Task to complete → Copy nothing but the lines from the one containing "What's the underlying" through the last line of the records, repeated exactly and without pictures.

Excerpted records →
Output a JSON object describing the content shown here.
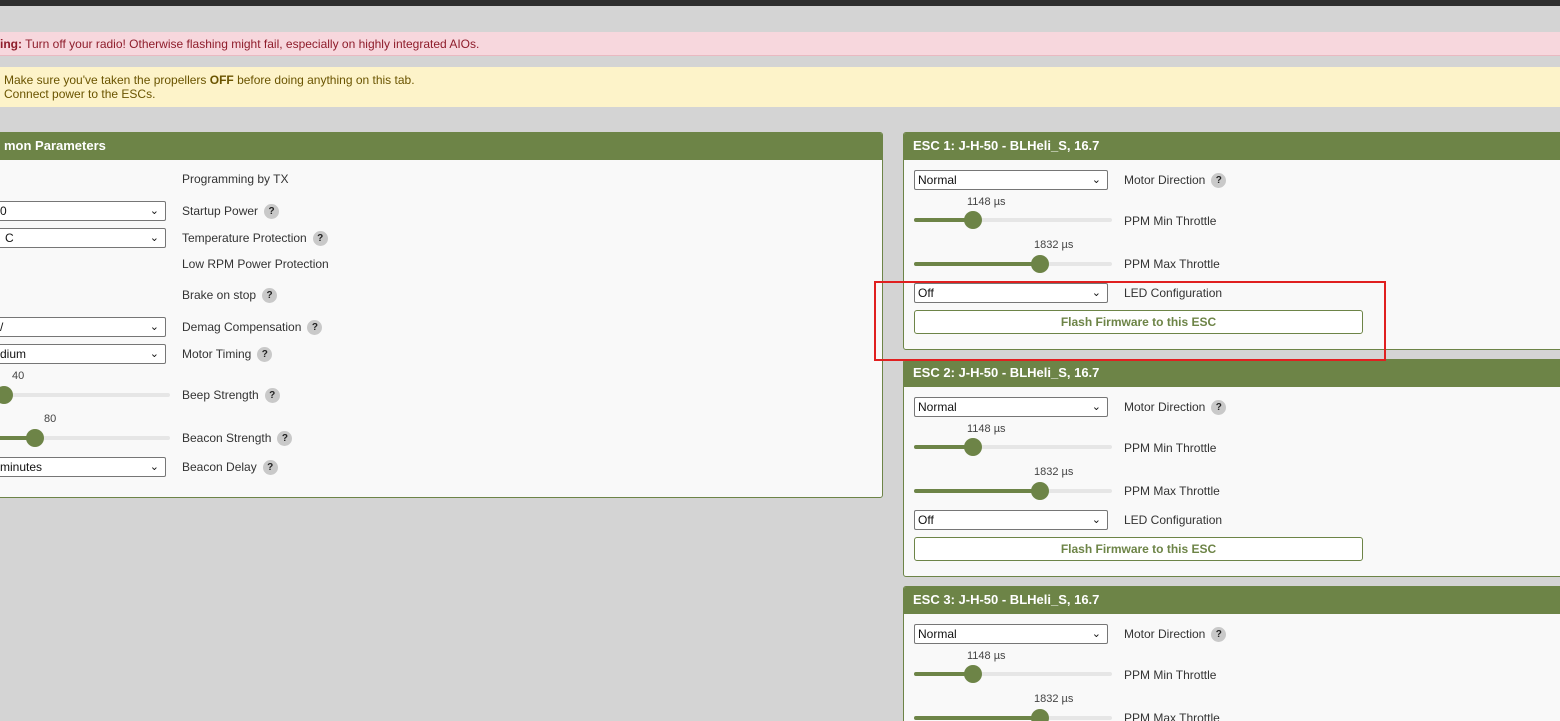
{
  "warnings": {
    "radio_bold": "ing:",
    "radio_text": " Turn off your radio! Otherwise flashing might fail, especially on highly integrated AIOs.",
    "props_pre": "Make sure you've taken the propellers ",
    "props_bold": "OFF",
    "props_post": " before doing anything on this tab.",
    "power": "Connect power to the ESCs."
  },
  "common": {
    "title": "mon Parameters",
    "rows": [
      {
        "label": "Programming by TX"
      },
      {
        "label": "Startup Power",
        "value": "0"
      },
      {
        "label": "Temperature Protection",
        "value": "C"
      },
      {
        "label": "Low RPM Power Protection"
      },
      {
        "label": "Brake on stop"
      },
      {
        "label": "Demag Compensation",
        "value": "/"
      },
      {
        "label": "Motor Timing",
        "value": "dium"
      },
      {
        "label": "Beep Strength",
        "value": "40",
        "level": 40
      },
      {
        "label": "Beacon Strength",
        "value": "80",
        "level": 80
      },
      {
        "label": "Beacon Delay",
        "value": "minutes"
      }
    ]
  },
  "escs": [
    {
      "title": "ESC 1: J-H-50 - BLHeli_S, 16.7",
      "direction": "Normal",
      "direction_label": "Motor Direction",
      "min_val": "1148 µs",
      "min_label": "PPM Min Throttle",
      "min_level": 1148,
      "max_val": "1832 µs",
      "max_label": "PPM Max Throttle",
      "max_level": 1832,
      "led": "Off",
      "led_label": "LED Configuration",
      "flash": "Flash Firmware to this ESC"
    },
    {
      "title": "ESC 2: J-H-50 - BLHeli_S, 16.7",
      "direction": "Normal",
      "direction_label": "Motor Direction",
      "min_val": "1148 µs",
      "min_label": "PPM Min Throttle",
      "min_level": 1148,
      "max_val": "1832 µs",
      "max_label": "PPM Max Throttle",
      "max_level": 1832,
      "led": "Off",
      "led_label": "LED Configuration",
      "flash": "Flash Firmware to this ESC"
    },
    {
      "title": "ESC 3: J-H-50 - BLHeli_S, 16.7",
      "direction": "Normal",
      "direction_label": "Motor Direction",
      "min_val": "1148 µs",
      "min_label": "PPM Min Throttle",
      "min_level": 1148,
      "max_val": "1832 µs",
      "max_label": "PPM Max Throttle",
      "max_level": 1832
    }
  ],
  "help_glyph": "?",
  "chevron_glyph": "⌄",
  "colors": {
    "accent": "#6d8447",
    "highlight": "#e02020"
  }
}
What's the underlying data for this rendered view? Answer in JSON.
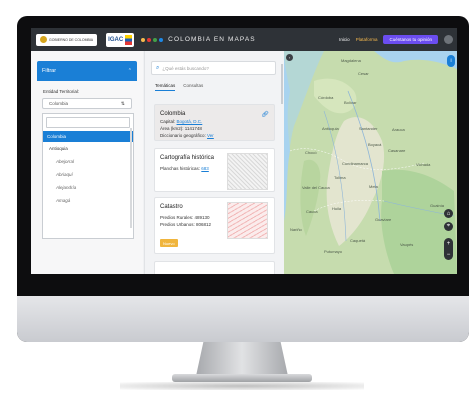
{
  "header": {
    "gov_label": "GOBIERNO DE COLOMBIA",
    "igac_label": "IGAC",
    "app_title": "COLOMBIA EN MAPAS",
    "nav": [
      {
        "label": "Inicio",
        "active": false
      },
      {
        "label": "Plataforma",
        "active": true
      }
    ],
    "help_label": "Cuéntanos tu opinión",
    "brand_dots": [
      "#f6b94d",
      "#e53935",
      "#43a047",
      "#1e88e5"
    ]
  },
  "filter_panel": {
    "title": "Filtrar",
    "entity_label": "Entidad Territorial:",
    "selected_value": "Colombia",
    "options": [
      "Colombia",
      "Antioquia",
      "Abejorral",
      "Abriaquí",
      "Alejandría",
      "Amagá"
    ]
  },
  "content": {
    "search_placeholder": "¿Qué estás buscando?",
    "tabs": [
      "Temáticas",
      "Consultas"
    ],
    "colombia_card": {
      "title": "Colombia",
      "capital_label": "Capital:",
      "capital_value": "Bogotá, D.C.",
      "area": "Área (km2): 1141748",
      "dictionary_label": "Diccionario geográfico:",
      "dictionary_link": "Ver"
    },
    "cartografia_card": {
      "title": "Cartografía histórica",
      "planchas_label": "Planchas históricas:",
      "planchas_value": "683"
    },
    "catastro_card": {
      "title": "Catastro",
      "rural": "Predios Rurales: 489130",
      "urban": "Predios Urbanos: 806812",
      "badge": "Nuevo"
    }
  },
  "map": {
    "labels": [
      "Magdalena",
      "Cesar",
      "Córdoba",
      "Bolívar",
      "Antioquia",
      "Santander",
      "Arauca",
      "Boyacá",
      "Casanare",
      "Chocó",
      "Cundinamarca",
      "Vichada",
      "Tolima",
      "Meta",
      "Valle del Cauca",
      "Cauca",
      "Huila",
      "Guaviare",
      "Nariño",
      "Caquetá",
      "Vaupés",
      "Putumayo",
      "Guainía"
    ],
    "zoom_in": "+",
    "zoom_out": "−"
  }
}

Response below →
What's the underlying data for this rendered view? Answer in JSON.
{
  "header": {
    "gov_label": "GOBIERNO DE COLOMBIA",
    "igac_label": "IGAC",
    "app_title": "COLOMBIA EN MAPAS",
    "nav": [
      {
        "label": "Inicio",
        "active": false
      },
      {
        "label": "Plataforma",
        "active": true
      }
    ],
    "help_label": "Cuéntanos tu opinión",
    "brand_dots": [
      "#f6b94d",
      "#e53935",
      "#43a047",
      "#1e88e5"
    ]
  },
  "filter_panel": {
    "title": "Filtrar",
    "entity_label": "Entidad Territorial:",
    "selected_value": "Colombia",
    "options": [
      "Colombia",
      "Antioquia",
      "Abejorral",
      "Abriaquí",
      "Alejandría",
      "Amagá"
    ]
  },
  "content": {
    "search_placeholder": "¿Qué estás buscando?",
    "tabs": [
      "Temáticas",
      "Consultas"
    ],
    "colombia_card": {
      "title": "Colombia",
      "capital_label": "Capital:",
      "capital_value": "Bogotá, D.C.",
      "area": "Área (km2): 1141748",
      "dictionary_label": "Diccionario geográfico:",
      "dictionary_link": "Ver"
    },
    "cartografia_card": {
      "title": "Cartografía histórica",
      "planchas_label": "Planchas históricas:",
      "planchas_value": "683"
    },
    "catastro_card": {
      "title": "Catastro",
      "rural": "Predios Rurales: 489130",
      "urban": "Predios Urbanos: 806812",
      "badge": "Nuevo"
    }
  },
  "map": {
    "labels": [
      "Magdalena",
      "Cesar",
      "Córdoba",
      "Bolívar",
      "Antioquia",
      "Santander",
      "Arauca",
      "Boyacá",
      "Casanare",
      "Chocó",
      "Cundinamarca",
      "Vichada",
      "Tolima",
      "Meta",
      "Valle del Cauca",
      "Cauca",
      "Huila",
      "Guaviare",
      "Nariño",
      "Caquetá",
      "Vaupés",
      "Putumayo",
      "Guainía"
    ],
    "zoom_in": "+",
    "zoom_out": "−"
  }
}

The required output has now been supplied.